- **WHAT YOU ARE ASKED TO DO**
Every line that holds "text" should be shown.

- **PROVIDED RECORDS**
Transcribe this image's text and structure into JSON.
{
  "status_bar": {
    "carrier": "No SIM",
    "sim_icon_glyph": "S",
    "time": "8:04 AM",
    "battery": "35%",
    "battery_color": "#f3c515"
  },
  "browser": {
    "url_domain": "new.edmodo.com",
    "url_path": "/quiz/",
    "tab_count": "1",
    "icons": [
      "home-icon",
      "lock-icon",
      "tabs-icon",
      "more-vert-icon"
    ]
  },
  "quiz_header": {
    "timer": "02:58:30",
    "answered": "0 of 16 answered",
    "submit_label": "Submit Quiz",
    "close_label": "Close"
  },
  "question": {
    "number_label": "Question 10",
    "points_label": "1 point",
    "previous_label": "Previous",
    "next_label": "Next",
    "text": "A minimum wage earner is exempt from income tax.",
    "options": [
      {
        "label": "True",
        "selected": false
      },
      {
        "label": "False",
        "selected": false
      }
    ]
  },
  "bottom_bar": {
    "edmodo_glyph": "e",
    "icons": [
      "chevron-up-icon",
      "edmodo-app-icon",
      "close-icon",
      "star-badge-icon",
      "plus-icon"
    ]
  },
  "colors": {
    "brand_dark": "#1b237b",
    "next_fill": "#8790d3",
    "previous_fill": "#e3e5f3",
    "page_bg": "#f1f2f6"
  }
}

- **EXERCISE SOLUTION**
Transcribe this image's text and structure into JSON.
    "text": "A minimum wage earner is exempt from income tax.",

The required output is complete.